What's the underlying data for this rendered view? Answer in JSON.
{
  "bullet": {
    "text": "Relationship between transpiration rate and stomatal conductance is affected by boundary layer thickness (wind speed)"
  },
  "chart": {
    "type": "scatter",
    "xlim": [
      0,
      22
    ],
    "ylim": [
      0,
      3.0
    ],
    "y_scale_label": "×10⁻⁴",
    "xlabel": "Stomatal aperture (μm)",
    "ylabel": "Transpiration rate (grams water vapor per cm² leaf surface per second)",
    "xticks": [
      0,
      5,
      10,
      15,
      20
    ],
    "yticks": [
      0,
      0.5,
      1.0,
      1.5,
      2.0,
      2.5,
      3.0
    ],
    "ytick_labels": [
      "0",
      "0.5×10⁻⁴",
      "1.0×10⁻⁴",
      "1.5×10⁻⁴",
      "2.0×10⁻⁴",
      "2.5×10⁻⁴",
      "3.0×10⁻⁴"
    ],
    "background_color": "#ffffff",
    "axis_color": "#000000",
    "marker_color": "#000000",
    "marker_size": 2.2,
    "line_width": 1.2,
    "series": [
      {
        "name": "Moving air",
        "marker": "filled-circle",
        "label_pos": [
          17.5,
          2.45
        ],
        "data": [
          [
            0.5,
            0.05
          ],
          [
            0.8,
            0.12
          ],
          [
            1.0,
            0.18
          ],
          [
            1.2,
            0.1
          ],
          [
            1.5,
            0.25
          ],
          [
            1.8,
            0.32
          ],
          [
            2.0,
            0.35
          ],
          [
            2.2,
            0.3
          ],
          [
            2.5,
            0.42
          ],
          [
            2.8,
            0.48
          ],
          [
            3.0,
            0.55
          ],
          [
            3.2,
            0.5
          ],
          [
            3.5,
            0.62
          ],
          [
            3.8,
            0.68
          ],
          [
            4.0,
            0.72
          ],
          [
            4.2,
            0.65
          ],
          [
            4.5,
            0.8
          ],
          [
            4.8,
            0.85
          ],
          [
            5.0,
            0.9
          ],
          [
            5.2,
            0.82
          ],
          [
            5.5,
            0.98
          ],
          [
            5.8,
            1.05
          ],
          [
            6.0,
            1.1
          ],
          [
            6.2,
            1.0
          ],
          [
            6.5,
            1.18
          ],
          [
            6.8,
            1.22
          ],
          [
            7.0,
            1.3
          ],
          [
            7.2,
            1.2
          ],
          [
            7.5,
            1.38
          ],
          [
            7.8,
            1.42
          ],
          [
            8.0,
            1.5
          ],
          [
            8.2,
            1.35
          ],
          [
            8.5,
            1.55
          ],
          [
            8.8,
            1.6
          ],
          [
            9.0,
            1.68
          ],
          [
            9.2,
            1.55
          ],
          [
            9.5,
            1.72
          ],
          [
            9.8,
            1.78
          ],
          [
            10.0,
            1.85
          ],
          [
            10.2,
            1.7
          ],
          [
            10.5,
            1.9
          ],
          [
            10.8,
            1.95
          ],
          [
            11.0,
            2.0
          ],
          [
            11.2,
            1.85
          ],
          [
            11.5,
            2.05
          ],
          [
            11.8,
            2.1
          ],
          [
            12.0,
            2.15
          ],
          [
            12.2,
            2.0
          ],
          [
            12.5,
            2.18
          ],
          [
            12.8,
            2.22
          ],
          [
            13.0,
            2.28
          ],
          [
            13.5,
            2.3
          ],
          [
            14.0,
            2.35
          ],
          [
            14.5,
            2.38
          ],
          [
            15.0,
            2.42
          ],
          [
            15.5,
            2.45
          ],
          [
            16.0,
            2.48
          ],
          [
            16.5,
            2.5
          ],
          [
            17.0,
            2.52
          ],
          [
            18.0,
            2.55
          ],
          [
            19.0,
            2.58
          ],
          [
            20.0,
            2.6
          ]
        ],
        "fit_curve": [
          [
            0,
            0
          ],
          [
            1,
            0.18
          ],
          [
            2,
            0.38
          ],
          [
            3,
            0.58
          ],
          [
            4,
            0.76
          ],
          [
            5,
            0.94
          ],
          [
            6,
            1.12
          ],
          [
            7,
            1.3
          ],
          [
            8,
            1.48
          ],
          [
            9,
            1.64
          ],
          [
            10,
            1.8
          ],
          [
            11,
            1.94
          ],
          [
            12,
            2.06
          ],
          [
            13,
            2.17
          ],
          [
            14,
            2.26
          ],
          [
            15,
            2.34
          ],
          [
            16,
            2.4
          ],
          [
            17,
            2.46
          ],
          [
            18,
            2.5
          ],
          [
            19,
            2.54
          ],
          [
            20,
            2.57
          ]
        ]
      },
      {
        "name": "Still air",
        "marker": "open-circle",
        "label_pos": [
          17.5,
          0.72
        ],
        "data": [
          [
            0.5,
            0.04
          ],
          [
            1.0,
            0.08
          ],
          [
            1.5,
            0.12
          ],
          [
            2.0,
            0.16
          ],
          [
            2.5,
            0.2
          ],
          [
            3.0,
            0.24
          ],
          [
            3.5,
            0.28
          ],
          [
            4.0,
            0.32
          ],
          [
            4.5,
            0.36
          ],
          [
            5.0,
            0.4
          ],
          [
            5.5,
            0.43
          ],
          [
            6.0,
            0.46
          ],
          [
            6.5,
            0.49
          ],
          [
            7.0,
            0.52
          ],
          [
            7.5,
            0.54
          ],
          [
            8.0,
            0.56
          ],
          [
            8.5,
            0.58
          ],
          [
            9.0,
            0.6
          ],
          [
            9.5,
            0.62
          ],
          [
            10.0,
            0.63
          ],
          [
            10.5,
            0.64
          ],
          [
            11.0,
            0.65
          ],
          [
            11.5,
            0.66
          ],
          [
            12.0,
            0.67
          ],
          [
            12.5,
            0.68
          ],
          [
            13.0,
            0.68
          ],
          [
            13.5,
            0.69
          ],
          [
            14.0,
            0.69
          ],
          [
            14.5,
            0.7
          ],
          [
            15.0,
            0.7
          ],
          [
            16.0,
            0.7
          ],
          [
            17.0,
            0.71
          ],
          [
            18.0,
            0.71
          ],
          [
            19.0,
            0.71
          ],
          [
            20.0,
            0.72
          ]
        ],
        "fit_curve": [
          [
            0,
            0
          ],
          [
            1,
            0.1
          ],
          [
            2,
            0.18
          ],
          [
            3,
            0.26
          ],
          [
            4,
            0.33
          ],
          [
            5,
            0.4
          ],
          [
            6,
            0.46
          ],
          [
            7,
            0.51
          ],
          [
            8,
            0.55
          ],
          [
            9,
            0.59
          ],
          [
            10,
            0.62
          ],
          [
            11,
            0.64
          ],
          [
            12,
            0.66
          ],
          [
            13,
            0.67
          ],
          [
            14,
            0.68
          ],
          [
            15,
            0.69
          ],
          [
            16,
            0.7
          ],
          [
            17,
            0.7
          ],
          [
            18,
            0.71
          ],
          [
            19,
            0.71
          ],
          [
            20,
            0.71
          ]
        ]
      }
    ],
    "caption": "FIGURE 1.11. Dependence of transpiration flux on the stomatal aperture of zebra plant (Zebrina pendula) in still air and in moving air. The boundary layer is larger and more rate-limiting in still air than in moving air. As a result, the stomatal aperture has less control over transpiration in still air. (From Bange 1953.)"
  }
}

........

**Exercise:**
Repeat the data exactly. Leave nothing out.

**Problem solution:**
What's the underlying data for this rendered view? Answer in JSON.
{
  "bullet": {
    "text": "Relationship between transpiration rate and stomatal conductance is affected by boundary layer thickness (wind speed)"
  },
  "chart": {
    "type": "scatter",
    "xlim": [
      0,
      22
    ],
    "ylim": [
      0,
      3.0
    ],
    "y_scale_label": "×10⁻⁴",
    "xlabel": "Stomatal aperture (μm)",
    "ylabel": "Transpiration rate (grams water vapor per cm² leaf surface per second)",
    "xticks": [
      0,
      5,
      10,
      15,
      20
    ],
    "yticks": [
      0,
      0.5,
      1.0,
      1.5,
      2.0,
      2.5,
      3.0
    ],
    "ytick_labels": [
      "0",
      "0.5×10⁻⁴",
      "1.0×10⁻⁴",
      "1.5×10⁻⁴",
      "2.0×10⁻⁴",
      "2.5×10⁻⁴",
      "3.0×10⁻⁴"
    ],
    "background_color": "#ffffff",
    "axis_color": "#000000",
    "marker_color": "#000000",
    "marker_size": 2.2,
    "line_width": 1.2,
    "series": [
      {
        "name": "Moving air",
        "marker": "filled-circle",
        "label_pos": [
          17.5,
          2.45
        ],
        "data": [
          [
            0.5,
            0.05
          ],
          [
            0.8,
            0.12
          ],
          [
            1.0,
            0.18
          ],
          [
            1.2,
            0.1
          ],
          [
            1.5,
            0.25
          ],
          [
            1.8,
            0.32
          ],
          [
            2.0,
            0.35
          ],
          [
            2.2,
            0.3
          ],
          [
            2.5,
            0.42
          ],
          [
            2.8,
            0.48
          ],
          [
            3.0,
            0.55
          ],
          [
            3.2,
            0.5
          ],
          [
            3.5,
            0.62
          ],
          [
            3.8,
            0.68
          ],
          [
            4.0,
            0.72
          ],
          [
            4.2,
            0.65
          ],
          [
            4.5,
            0.8
          ],
          [
            4.8,
            0.85
          ],
          [
            5.0,
            0.9
          ],
          [
            5.2,
            0.82
          ],
          [
            5.5,
            0.98
          ],
          [
            5.8,
            1.05
          ],
          [
            6.0,
            1.1
          ],
          [
            6.2,
            1.0
          ],
          [
            6.5,
            1.18
          ],
          [
            6.8,
            1.22
          ],
          [
            7.0,
            1.3
          ],
          [
            7.2,
            1.2
          ],
          [
            7.5,
            1.38
          ],
          [
            7.8,
            1.42
          ],
          [
            8.0,
            1.5
          ],
          [
            8.2,
            1.35
          ],
          [
            8.5,
            1.55
          ],
          [
            8.8,
            1.6
          ],
          [
            9.0,
            1.68
          ],
          [
            9.2,
            1.55
          ],
          [
            9.5,
            1.72
          ],
          [
            9.8,
            1.78
          ],
          [
            10.0,
            1.85
          ],
          [
            10.2,
            1.7
          ],
          [
            10.5,
            1.9
          ],
          [
            10.8,
            1.95
          ],
          [
            11.0,
            2.0
          ],
          [
            11.2,
            1.85
          ],
          [
            11.5,
            2.05
          ],
          [
            11.8,
            2.1
          ],
          [
            12.0,
            2.15
          ],
          [
            12.2,
            2.0
          ],
          [
            12.5,
            2.18
          ],
          [
            12.8,
            2.22
          ],
          [
            13.0,
            2.28
          ],
          [
            13.5,
            2.3
          ],
          [
            14.0,
            2.35
          ],
          [
            14.5,
            2.38
          ],
          [
            15.0,
            2.42
          ],
          [
            15.5,
            2.45
          ],
          [
            16.0,
            2.48
          ],
          [
            16.5,
            2.5
          ],
          [
            17.0,
            2.52
          ],
          [
            18.0,
            2.55
          ],
          [
            19.0,
            2.58
          ],
          [
            20.0,
            2.6
          ]
        ],
        "fit_curve": [
          [
            0,
            0
          ],
          [
            1,
            0.18
          ],
          [
            2,
            0.38
          ],
          [
            3,
            0.58
          ],
          [
            4,
            0.76
          ],
          [
            5,
            0.94
          ],
          [
            6,
            1.12
          ],
          [
            7,
            1.3
          ],
          [
            8,
            1.48
          ],
          [
            9,
            1.64
          ],
          [
            10,
            1.8
          ],
          [
            11,
            1.94
          ],
          [
            12,
            2.06
          ],
          [
            13,
            2.17
          ],
          [
            14,
            2.26
          ],
          [
            15,
            2.34
          ],
          [
            16,
            2.4
          ],
          [
            17,
            2.46
          ],
          [
            18,
            2.5
          ],
          [
            19,
            2.54
          ],
          [
            20,
            2.57
          ]
        ]
      },
      {
        "name": "Still air",
        "marker": "open-circle",
        "label_pos": [
          17.5,
          0.72
        ],
        "data": [
          [
            0.5,
            0.04
          ],
          [
            1.0,
            0.08
          ],
          [
            1.5,
            0.12
          ],
          [
            2.0,
            0.16
          ],
          [
            2.5,
            0.2
          ],
          [
            3.0,
            0.24
          ],
          [
            3.5,
            0.28
          ],
          [
            4.0,
            0.32
          ],
          [
            4.5,
            0.36
          ],
          [
            5.0,
            0.4
          ],
          [
            5.5,
            0.43
          ],
          [
            6.0,
            0.46
          ],
          [
            6.5,
            0.49
          ],
          [
            7.0,
            0.52
          ],
          [
            7.5,
            0.54
          ],
          [
            8.0,
            0.56
          ],
          [
            8.5,
            0.58
          ],
          [
            9.0,
            0.6
          ],
          [
            9.5,
            0.62
          ],
          [
            10.0,
            0.63
          ],
          [
            10.5,
            0.64
          ],
          [
            11.0,
            0.65
          ],
          [
            11.5,
            0.66
          ],
          [
            12.0,
            0.67
          ],
          [
            12.5,
            0.68
          ],
          [
            13.0,
            0.68
          ],
          [
            13.5,
            0.69
          ],
          [
            14.0,
            0.69
          ],
          [
            14.5,
            0.7
          ],
          [
            15.0,
            0.7
          ],
          [
            16.0,
            0.7
          ],
          [
            17.0,
            0.71
          ],
          [
            18.0,
            0.71
          ],
          [
            19.0,
            0.71
          ],
          [
            20.0,
            0.72
          ]
        ],
        "fit_curve": [
          [
            0,
            0
          ],
          [
            1,
            0.1
          ],
          [
            2,
            0.18
          ],
          [
            3,
            0.26
          ],
          [
            4,
            0.33
          ],
          [
            5,
            0.4
          ],
          [
            6,
            0.46
          ],
          [
            7,
            0.51
          ],
          [
            8,
            0.55
          ],
          [
            9,
            0.59
          ],
          [
            10,
            0.62
          ],
          [
            11,
            0.64
          ],
          [
            12,
            0.66
          ],
          [
            13,
            0.67
          ],
          [
            14,
            0.68
          ],
          [
            15,
            0.69
          ],
          [
            16,
            0.7
          ],
          [
            17,
            0.7
          ],
          [
            18,
            0.71
          ],
          [
            19,
            0.71
          ],
          [
            20,
            0.71
          ]
        ]
      }
    ],
    "caption": "FIGURE 1.11. Dependence of transpiration flux on the stomatal aperture of zebra plant (Zebrina pendula) in still air and in moving air. The boundary layer is larger and more rate-limiting in still air than in moving air. As a result, the stomatal aperture has less control over transpiration in still air. (From Bange 1953.)"
  }
}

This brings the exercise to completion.